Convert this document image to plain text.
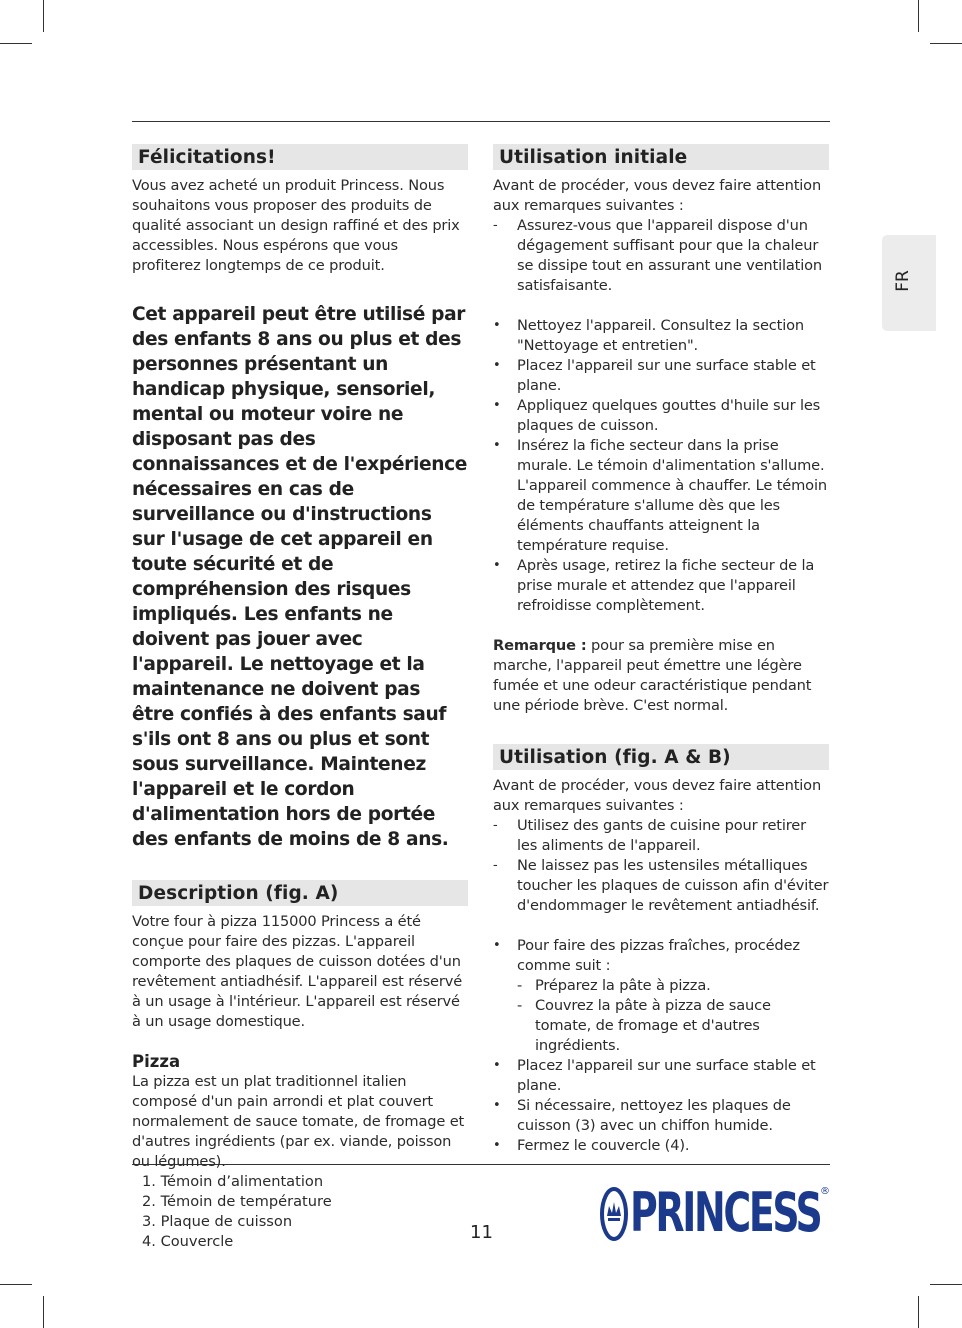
FR
Félicitations!

Vous avez acheté un produit Princess. Nous souhaitons vous proposer des produits de qualité associant un design raffiné et des prix accessibles. Nous espérons que vous profiterez longtemps de ce produit.

Cet appareil peut être utilisé par des enfants 8 ans ou plus et des personnes présentant un handicap physique, sensoriel, mental ou moteur voire ne disposant pas des connaissances et de l'expérience nécessaires en cas de surveillance ou d'instructions sur l'usage de cet appareil en toute sécurité et de compréhension des risques impliqués. Les enfants ne doivent pas jouer avec l'appareil. Le nettoyage et la maintenance ne doivent pas être confiés à des enfants sauf s'ils ont 8 ans ou plus et sont sous surveillance. Maintenez l'appareil et le cordon d'alimentation hors de portée des enfants de moins de 8 ans.

Description (fig. A)

Votre four à pizza 115000 Princess a été conçue pour faire des pizzas. L'appareil comporte des plaques de cuisson dotées d'un revêtement antiadhésif. L'appareil est réservé à un usage à l'intérieur. L'appareil est réservé à un usage domestique.

Pizza

La pizza est un plat traditionnel italien composé d'un pain arrondi et plat couvert normalement de sauce tomate, de fromage et d'autres ingrédients (par ex. viande, poisson ou légumes).

1. Témoin d’alimentation
2. Témoin de température
3. Plaque de cuisson
4. Couvercle
Utilisation initiale

Avant de procéder, vous devez faire attention aux remarques suivantes :

-	Assurez-vous que l'appareil dispose d'un dégagement suffisant pour que la chaleur se dissipe tout en assurant une ventilation satisfaisante.
•	Nettoyez l'appareil. Consultez la section "Nettoyage et entretien".
•	Placez l'appareil sur une surface stable et plane.
•	Appliquez quelques gouttes d'huile sur les plaques de cuisson.
•	Insérez la fiche secteur dans la prise murale. Le témoin d'alimentation s'allume. L'appareil commence à chauffer. Le témoin de température s'allume dès que les éléments chauffants atteignent la température requise.
•	Après usage, retirez la fiche secteur de la prise murale et attendez que l'appareil refroidisse complètement.

Remarque : pour sa première mise en marche, l'appareil peut émettre une légère fumée et une odeur caractéristique pendant une période brève. C'est normal.

Utilisation (fig. A & B)

Avant de procéder, vous devez faire attention aux remarques suivantes :

-	Utilisez des gants de cuisine pour retirer les aliments de l'appareil.
-	Ne laissez pas les ustensiles métalliques toucher les plaques de cuisson afin d'éviter d'endommager le revêtement antiadhésif.
•	Pour faire des pizzas fraîches, procédez comme suit :
- Préparez la pâte à pizza.
- Couvrez la pâte à pizza de sauce tomate, de fromage et d'autres ingrédients.
•	Placez l'appareil sur une surface stable et plane.
•	Si nécessaire, nettoyez les plaques de cuisson (3) avec un chiffon humide.
•	Fermez le couvercle (4).
11	PRINCESS ®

-*-

EXERCISE GOAL: Omit every image. Quote each record exactly.

THE RESPONSE:
Convert this document image to plain text.
FR
Félicitations!

Vous avez acheté un produit Princess. Nous souhaitons vous proposer des produits de qualité associant un design raffiné et des prix accessibles. Nous espérons que vous profiterez longtemps de ce produit.

Cet appareil peut être utilisé par des enfants 8 ans ou plus et des personnes présentant un handicap physique, sensoriel, mental ou moteur voire ne disposant pas des connaissances et de l'expérience nécessaires en cas de surveillance ou d'instructions sur l'usage de cet appareil en toute sécurité et de compréhension des risques impliqués. Les enfants ne doivent pas jouer avec l'appareil. Le nettoyage et la maintenance ne doivent pas être confiés à des enfants sauf s'ils ont 8 ans ou plus et sont sous surveillance. Maintenez l'appareil et le cordon d'alimentation hors de portée des enfants de moins de 8 ans.

Description (fig. A)

Votre four à pizza 115000 Princess a été conçue pour faire des pizzas. L'appareil comporte des plaques de cuisson dotées d'un revêtement antiadhésif. L'appareil est réservé à un usage à l'intérieur. L'appareil est réservé à un usage domestique.

Pizza

La pizza est un plat traditionnel italien composé d'un pain arrondi et plat couvert normalement de sauce tomate, de fromage et d'autres ingrédients (par ex. viande, poisson ou légumes).

1. Témoin d’alimentation
2. Témoin de température
3. Plaque de cuisson
4. Couvercle
Utilisation initiale

Avant de procéder, vous devez faire attention aux remarques suivantes :

-	Assurez-vous que l'appareil dispose d'un dégagement suffisant pour que la chaleur se dissipe tout en assurant une ventilation satisfaisante.
•	Nettoyez l'appareil. Consultez la section "Nettoyage et entretien".
•	Placez l'appareil sur une surface stable et plane.
•	Appliquez quelques gouttes d'huile sur les plaques de cuisson.
•	Insérez la fiche secteur dans la prise murale. Le témoin d'alimentation s'allume. L'appareil commence à chauffer. Le témoin de température s'allume dès que les éléments chauffants atteignent la température requise.
•	Après usage, retirez la fiche secteur de la prise murale et attendez que l'appareil refroidisse complètement.

Remarque : pour sa première mise en marche, l'appareil peut émettre une légère fumée et une odeur caractéristique pendant une période brève. C'est normal.

Utilisation (fig. A & B)

Avant de procéder, vous devez faire attention aux remarques suivantes :

-	Utilisez des gants de cuisine pour retirer les aliments de l'appareil.
-	Ne laissez pas les ustensiles métalliques toucher les plaques de cuisson afin d'éviter d'endommager le revêtement antiadhésif.
•	Pour faire des pizzas fraîches, procédez comme suit :
- Préparez la pâte à pizza.
- Couvrez la pâte à pizza de sauce tomate, de fromage et d'autres ingrédients.
•	Placez l'appareil sur une surface stable et plane.
•	Si nécessaire, nettoyez les plaques de cuisson (3) avec un chiffon humide.
•	Fermez le couvercle (4).
11	PRINCESS ®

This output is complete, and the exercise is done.